YOUR INSTRUCTIONS:
Note each line that includes the word "Province". Copy those lines.

[Saved data entries]
***
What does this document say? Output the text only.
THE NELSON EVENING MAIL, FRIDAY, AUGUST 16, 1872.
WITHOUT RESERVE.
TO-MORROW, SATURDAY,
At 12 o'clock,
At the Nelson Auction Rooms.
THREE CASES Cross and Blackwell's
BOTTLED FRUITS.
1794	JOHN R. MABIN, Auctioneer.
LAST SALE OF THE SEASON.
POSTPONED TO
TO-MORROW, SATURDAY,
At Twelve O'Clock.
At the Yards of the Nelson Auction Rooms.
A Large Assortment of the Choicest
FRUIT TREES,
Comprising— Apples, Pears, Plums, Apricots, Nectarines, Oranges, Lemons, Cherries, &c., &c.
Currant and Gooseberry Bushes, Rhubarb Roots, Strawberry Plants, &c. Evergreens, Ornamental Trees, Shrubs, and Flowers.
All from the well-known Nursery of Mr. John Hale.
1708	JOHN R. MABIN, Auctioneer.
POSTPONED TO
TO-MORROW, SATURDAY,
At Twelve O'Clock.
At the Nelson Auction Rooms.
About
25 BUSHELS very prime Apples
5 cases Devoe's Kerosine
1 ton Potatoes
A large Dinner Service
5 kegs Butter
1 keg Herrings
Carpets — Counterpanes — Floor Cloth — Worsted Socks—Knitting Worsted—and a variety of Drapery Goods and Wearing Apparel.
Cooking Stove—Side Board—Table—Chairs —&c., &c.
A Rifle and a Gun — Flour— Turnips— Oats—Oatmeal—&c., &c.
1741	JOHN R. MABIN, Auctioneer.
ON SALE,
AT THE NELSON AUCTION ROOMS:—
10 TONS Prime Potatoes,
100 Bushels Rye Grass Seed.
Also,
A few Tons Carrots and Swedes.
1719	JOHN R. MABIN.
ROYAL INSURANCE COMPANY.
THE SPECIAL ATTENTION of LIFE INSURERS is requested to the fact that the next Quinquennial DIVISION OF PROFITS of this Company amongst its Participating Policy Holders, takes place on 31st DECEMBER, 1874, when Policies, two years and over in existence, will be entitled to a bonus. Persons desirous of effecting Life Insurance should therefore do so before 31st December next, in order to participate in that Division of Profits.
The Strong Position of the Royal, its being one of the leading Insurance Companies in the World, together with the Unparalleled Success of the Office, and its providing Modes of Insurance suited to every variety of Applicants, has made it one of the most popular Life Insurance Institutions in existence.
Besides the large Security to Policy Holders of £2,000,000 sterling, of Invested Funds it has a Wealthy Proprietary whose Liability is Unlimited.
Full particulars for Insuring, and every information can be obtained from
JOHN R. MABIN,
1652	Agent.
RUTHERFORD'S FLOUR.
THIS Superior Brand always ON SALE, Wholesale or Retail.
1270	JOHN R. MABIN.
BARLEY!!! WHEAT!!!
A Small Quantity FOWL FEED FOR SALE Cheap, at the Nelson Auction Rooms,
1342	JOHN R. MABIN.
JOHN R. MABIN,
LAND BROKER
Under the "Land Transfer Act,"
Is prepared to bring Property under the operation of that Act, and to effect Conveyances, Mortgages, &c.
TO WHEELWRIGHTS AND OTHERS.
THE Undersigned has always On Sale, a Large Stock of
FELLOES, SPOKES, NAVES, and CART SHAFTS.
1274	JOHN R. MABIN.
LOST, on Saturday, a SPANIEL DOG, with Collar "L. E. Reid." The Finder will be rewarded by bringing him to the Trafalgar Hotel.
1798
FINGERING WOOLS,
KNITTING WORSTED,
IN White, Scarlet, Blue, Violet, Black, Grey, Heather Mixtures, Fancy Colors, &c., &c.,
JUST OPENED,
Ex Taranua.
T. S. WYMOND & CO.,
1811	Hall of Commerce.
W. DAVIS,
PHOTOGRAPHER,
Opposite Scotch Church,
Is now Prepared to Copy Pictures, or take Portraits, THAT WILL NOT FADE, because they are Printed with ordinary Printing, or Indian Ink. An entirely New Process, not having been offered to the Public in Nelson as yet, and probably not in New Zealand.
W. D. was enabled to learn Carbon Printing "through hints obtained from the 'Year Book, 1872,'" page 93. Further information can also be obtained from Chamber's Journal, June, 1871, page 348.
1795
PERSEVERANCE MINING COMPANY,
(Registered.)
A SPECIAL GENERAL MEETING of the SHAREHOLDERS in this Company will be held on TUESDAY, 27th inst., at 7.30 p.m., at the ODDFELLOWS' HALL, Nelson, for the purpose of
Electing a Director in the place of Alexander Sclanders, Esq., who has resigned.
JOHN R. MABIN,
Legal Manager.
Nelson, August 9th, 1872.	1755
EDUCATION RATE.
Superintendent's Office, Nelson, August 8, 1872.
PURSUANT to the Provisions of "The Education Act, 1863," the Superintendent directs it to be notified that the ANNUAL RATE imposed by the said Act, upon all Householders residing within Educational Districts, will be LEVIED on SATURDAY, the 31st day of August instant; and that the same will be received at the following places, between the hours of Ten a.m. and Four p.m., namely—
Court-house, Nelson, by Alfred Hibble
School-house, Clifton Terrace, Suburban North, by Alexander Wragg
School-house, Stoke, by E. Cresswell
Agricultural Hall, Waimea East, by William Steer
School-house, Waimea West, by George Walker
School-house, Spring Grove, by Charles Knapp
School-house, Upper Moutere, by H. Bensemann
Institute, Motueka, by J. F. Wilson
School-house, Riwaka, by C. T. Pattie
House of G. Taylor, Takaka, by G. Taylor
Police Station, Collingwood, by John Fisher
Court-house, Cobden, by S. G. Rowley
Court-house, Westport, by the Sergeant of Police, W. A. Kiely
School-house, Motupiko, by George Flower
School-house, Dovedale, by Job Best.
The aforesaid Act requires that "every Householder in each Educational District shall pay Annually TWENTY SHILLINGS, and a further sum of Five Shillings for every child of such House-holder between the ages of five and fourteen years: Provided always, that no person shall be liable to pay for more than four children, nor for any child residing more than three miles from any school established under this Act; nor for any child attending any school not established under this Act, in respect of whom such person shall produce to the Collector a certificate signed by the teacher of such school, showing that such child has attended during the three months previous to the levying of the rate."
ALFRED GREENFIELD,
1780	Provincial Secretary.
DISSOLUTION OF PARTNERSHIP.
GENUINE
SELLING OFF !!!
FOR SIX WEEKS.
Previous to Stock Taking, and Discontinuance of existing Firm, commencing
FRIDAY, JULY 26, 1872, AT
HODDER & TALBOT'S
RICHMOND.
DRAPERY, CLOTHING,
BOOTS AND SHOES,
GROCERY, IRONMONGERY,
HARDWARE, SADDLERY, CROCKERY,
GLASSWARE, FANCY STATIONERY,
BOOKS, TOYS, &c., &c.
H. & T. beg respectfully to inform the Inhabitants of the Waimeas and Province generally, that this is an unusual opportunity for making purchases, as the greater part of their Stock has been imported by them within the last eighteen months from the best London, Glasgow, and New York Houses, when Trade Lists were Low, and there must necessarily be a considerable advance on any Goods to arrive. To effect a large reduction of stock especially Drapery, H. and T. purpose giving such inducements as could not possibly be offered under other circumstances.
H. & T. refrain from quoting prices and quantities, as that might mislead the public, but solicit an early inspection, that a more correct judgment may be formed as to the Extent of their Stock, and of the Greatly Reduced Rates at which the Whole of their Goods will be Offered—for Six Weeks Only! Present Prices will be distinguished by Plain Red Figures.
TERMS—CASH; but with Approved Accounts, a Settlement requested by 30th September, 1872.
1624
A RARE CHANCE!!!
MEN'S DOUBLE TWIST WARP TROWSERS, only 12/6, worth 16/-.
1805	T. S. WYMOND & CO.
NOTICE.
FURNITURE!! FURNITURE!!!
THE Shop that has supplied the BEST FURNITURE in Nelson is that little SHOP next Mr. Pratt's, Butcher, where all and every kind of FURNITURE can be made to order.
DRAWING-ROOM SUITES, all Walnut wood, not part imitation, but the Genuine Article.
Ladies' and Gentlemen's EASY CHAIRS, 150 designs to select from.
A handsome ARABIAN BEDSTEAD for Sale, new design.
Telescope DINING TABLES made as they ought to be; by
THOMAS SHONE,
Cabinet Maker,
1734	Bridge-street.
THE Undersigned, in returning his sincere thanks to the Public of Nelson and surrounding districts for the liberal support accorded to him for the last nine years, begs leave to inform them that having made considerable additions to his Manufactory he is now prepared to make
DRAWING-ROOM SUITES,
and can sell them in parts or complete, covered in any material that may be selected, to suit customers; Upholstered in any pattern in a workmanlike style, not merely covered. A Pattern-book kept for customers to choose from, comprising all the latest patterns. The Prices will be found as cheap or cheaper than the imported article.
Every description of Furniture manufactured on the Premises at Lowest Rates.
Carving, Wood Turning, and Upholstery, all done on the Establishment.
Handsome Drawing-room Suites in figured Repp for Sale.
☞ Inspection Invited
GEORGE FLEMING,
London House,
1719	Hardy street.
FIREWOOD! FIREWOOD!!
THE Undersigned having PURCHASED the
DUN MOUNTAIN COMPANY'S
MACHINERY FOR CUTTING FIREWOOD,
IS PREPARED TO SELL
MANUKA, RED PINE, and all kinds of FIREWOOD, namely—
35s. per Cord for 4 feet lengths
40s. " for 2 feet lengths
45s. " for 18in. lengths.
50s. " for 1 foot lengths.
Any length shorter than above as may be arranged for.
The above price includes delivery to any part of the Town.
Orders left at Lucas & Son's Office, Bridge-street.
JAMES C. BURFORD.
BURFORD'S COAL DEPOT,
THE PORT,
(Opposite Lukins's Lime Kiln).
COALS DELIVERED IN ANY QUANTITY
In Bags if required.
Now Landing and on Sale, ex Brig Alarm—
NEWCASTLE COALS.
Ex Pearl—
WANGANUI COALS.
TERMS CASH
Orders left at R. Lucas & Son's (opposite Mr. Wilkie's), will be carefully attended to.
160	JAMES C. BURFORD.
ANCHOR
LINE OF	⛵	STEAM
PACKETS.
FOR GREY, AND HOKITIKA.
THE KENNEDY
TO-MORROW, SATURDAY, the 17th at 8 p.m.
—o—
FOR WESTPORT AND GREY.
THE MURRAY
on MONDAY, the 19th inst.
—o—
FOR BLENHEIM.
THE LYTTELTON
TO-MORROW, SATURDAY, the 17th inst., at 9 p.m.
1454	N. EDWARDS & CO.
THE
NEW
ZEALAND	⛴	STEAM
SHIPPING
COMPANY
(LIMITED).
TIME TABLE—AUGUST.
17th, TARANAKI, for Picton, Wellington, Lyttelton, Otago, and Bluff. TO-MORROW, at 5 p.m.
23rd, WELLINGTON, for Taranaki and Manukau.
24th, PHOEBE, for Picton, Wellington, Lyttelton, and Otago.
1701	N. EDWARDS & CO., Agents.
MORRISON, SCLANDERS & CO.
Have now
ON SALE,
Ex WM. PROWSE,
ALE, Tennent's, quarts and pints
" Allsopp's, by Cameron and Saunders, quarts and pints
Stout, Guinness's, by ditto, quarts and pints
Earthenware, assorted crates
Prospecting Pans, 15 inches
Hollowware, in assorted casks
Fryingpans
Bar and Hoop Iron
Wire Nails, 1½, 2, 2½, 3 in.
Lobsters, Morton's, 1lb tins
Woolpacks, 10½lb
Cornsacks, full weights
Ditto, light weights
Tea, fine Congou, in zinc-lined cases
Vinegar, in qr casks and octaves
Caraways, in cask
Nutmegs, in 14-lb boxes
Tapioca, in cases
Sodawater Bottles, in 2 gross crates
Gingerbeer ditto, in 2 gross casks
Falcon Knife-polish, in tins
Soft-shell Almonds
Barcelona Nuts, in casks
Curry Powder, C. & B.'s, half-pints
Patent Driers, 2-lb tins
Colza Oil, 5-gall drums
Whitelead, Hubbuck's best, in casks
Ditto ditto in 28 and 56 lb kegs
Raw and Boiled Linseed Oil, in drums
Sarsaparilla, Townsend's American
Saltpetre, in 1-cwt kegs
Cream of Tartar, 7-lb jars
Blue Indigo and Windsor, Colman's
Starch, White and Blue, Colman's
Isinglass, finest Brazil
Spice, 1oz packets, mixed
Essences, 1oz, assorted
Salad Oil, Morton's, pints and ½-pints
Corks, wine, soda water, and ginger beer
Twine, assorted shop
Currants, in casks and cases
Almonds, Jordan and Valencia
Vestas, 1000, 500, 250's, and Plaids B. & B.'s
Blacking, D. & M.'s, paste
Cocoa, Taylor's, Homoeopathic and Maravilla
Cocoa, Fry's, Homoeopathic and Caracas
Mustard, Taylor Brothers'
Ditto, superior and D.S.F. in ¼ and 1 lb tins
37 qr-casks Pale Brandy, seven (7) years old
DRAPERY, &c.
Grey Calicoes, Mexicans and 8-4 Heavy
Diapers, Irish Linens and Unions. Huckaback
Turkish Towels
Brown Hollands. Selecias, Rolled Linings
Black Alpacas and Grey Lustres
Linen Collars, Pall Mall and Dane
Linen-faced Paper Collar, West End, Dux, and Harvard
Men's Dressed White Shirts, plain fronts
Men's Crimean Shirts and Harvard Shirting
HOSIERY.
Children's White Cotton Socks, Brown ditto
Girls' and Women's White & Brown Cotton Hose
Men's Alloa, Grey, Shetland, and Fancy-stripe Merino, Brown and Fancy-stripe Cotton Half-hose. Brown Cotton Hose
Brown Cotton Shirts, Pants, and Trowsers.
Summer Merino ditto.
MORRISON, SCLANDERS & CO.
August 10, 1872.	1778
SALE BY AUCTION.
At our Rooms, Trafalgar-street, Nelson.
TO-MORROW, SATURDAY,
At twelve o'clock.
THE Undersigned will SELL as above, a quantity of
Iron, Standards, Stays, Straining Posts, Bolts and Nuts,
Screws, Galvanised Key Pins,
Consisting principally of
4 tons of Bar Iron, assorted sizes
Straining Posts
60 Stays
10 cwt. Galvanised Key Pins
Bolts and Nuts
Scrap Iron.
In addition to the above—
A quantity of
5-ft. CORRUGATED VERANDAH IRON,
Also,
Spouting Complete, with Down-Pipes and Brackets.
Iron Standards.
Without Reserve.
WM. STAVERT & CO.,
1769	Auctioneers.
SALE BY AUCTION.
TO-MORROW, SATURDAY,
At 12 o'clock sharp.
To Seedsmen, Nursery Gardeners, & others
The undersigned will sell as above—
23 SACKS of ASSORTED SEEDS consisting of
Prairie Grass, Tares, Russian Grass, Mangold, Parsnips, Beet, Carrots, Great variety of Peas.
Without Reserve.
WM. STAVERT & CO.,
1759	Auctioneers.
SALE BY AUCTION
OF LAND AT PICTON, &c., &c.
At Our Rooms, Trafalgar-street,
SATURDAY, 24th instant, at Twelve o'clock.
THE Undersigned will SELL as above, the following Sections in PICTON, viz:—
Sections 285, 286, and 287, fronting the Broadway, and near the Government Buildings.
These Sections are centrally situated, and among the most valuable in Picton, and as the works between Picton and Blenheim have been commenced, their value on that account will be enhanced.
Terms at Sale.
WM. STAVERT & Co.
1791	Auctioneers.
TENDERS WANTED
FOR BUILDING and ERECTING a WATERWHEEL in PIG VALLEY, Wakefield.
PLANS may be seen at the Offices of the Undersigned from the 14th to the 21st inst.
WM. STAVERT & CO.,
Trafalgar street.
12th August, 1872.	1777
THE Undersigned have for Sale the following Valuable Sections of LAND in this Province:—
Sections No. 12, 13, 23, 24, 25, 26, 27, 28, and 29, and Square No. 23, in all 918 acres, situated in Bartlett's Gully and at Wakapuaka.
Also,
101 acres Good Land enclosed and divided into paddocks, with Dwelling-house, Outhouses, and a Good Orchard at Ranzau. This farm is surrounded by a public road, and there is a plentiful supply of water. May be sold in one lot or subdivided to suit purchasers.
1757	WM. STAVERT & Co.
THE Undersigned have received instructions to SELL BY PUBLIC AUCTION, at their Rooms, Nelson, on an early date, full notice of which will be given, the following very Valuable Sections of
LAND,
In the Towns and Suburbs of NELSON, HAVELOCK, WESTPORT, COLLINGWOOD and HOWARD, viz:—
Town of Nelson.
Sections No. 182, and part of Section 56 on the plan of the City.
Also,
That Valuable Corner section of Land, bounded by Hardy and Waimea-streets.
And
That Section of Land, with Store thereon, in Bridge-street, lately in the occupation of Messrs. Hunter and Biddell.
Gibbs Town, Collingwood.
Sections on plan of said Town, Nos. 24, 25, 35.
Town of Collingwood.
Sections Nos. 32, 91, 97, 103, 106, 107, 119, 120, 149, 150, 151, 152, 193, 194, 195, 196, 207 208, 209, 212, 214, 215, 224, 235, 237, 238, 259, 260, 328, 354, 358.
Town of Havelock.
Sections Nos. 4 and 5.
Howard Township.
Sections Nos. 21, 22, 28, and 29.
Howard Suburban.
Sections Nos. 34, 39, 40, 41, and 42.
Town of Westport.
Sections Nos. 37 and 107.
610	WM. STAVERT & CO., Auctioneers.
***
EXPECTED ANSWER:
H. & T. beg respectfully to inform the Inhabitants of the Waimeas and Province generally, that this is an unusual opportunity for making purchases, as the greater part of their Stock has been imported by them within the last eighteen months from the best London, Glasgow, and New York Houses, when Trade Lists were Low, and there must necessarily be a considerable advance on any Goods to arrive. To effect a large reduction of stock especially Drapery, H. and T. purpose giving such inducements as could not possibly be offered under other circumstances.
THE Undersigned have for Sale the following Valuable Sections of LAND in this Province:—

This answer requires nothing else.